EXERCISE INSTRUCTIONS:
Filter the listing and keep only the lines with the word "they".
— Start of SUPPLIED ENTRIES —
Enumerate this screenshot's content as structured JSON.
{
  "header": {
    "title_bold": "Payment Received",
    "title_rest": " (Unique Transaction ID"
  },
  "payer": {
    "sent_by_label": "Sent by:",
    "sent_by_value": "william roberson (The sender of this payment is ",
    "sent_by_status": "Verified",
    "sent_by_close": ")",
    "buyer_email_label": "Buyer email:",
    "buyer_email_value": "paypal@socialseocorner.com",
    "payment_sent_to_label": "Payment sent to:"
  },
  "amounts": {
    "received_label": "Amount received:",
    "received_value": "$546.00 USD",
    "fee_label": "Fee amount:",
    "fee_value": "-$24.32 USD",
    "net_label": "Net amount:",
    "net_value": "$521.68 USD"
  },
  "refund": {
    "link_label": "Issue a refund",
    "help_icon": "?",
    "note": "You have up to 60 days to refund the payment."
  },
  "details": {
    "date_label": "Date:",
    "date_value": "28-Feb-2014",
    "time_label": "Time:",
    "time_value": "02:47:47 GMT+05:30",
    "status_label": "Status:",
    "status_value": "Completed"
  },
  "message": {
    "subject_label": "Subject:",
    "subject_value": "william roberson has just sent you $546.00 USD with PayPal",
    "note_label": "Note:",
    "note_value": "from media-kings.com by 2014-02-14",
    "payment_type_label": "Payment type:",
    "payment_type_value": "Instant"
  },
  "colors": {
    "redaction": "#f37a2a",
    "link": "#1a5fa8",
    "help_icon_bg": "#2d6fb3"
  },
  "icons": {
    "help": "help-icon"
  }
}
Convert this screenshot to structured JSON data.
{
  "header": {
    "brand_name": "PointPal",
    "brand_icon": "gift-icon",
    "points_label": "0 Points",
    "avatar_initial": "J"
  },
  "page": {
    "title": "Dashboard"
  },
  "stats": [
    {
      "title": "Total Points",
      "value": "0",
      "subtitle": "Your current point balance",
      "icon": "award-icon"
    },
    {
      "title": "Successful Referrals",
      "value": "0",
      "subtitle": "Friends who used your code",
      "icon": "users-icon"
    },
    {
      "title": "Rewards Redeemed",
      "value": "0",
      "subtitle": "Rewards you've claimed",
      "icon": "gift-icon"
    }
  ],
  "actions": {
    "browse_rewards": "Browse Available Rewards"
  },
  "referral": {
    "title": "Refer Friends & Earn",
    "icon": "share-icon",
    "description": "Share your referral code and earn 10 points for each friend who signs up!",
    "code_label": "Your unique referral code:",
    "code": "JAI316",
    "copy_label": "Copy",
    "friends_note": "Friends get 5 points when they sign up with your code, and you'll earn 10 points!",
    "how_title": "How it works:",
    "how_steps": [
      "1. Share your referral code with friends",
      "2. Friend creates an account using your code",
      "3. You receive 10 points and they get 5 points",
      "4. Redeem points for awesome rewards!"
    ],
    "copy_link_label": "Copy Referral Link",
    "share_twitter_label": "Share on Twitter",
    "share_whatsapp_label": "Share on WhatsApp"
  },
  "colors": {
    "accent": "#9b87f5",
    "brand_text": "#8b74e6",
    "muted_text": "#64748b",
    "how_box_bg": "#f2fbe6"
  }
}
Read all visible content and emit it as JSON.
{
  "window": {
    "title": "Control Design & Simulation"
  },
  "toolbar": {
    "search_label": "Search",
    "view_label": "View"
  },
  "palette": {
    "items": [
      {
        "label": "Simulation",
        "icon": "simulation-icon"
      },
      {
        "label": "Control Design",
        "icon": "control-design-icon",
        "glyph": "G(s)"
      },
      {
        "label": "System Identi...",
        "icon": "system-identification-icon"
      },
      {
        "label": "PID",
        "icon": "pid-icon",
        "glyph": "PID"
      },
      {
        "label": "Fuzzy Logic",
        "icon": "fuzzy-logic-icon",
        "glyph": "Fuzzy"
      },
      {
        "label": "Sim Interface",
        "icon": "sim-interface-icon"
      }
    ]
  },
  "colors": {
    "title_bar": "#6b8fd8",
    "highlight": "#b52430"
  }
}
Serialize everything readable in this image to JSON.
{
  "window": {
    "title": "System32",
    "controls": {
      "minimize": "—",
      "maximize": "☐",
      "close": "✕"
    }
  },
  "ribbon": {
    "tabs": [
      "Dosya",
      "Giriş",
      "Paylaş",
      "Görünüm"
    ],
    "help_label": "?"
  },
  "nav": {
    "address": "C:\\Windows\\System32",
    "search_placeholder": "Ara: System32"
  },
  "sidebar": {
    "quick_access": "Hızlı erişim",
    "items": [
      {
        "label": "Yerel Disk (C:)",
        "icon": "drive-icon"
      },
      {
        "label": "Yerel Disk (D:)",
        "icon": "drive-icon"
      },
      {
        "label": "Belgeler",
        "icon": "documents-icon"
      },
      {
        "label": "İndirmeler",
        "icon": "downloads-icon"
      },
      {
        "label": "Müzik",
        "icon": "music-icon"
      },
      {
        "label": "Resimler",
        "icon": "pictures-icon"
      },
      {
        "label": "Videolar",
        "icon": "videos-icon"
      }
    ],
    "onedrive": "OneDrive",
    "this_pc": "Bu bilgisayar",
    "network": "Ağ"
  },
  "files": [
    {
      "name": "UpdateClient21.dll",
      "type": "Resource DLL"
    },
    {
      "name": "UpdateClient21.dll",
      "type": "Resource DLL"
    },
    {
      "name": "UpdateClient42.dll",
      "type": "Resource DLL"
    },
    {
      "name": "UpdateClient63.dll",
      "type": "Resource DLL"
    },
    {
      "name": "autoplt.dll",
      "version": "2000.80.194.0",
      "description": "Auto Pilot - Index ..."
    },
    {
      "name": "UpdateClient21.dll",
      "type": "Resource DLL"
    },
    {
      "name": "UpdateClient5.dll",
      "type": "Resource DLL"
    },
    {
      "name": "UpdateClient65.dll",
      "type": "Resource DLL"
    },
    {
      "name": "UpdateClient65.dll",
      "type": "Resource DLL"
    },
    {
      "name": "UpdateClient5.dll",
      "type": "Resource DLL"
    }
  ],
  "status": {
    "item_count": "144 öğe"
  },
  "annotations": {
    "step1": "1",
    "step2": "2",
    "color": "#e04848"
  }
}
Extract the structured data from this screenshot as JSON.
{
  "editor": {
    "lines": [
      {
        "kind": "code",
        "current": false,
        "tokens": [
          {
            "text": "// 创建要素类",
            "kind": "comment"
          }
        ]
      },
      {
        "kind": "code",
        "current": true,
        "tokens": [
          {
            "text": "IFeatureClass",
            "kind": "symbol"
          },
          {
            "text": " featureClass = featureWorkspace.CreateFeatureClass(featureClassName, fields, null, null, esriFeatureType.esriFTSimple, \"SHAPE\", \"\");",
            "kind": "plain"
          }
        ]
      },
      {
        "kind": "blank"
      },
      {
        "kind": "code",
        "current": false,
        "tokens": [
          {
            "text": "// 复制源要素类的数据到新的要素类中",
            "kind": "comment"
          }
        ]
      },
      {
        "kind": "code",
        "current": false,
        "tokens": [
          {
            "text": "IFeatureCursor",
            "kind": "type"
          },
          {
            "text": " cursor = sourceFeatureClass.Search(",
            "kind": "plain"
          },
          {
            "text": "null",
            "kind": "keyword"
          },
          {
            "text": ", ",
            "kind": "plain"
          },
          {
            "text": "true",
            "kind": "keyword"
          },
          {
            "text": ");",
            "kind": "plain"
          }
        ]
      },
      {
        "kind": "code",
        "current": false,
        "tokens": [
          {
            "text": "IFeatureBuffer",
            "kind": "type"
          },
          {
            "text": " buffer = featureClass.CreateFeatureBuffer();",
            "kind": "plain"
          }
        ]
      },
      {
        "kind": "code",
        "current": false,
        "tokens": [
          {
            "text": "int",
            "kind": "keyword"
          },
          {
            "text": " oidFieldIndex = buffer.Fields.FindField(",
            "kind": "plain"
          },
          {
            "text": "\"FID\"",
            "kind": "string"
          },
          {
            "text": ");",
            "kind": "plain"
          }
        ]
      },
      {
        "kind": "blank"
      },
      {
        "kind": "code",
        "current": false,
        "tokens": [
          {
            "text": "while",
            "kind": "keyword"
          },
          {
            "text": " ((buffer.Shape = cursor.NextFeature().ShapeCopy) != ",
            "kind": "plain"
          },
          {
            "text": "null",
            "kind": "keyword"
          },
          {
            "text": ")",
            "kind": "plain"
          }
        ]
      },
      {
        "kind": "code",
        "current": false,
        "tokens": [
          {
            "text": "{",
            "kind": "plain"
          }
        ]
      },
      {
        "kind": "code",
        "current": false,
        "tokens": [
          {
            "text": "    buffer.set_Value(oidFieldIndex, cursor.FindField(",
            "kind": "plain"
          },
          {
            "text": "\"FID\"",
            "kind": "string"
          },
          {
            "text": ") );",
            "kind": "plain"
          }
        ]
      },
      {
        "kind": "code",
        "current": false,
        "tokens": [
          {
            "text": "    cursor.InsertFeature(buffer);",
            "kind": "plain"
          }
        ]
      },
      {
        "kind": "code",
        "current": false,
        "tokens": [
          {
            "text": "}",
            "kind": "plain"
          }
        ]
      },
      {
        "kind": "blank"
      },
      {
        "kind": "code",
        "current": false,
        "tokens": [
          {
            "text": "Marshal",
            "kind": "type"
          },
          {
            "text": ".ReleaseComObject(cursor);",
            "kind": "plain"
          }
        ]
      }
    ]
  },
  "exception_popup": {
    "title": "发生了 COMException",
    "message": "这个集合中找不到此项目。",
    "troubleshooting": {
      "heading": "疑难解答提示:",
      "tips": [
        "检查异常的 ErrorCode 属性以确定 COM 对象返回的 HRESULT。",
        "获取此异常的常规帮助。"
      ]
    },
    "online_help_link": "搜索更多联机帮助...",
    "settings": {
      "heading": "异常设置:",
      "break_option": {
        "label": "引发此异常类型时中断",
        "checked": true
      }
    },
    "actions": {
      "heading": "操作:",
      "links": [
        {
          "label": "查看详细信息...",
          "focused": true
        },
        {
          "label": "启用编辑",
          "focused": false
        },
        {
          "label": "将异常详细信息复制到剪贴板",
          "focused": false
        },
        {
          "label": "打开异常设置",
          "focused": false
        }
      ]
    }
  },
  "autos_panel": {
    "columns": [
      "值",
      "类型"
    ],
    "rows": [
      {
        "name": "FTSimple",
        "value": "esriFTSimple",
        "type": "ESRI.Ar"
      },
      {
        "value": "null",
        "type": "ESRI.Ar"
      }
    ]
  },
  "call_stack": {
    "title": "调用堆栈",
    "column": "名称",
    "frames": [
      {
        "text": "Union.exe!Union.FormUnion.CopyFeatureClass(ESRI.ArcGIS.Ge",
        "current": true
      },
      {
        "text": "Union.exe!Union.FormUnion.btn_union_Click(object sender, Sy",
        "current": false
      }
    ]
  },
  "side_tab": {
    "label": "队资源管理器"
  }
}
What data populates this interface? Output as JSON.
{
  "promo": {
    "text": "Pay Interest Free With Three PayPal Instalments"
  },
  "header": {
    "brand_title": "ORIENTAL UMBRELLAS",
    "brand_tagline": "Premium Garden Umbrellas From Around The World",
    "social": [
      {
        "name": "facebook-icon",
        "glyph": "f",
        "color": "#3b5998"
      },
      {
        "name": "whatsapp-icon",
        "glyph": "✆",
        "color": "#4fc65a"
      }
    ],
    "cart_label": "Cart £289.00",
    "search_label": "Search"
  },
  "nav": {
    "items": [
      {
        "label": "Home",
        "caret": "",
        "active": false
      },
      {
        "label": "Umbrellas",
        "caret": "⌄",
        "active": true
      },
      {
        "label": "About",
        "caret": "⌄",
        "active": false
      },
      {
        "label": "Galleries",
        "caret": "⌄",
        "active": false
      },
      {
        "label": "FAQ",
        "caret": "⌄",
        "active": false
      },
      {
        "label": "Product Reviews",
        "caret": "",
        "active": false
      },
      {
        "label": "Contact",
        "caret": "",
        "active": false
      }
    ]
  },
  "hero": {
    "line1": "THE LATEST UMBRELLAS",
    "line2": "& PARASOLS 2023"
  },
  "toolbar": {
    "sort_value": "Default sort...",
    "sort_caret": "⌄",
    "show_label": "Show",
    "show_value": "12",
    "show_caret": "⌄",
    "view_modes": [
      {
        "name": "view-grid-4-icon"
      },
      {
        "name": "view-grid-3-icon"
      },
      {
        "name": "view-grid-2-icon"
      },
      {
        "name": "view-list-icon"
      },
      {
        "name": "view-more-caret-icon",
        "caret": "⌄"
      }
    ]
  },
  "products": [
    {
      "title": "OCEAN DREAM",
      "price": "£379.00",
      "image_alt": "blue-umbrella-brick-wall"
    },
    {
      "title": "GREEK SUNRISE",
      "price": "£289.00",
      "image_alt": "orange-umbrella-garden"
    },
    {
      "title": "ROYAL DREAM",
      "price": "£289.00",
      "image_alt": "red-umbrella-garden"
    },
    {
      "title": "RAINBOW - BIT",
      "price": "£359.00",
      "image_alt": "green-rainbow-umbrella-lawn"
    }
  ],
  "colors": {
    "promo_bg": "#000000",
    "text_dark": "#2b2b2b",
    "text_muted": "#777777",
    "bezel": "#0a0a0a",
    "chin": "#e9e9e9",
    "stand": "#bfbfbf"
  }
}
— End of SUPPLIED ENTRIES —
EXERCISE RESPONSE:
    "friends_note": "Friends get 5 points when they sign up with your code, and you'll earn 10 points!",
      "3. You receive 10 points and they get 5 points",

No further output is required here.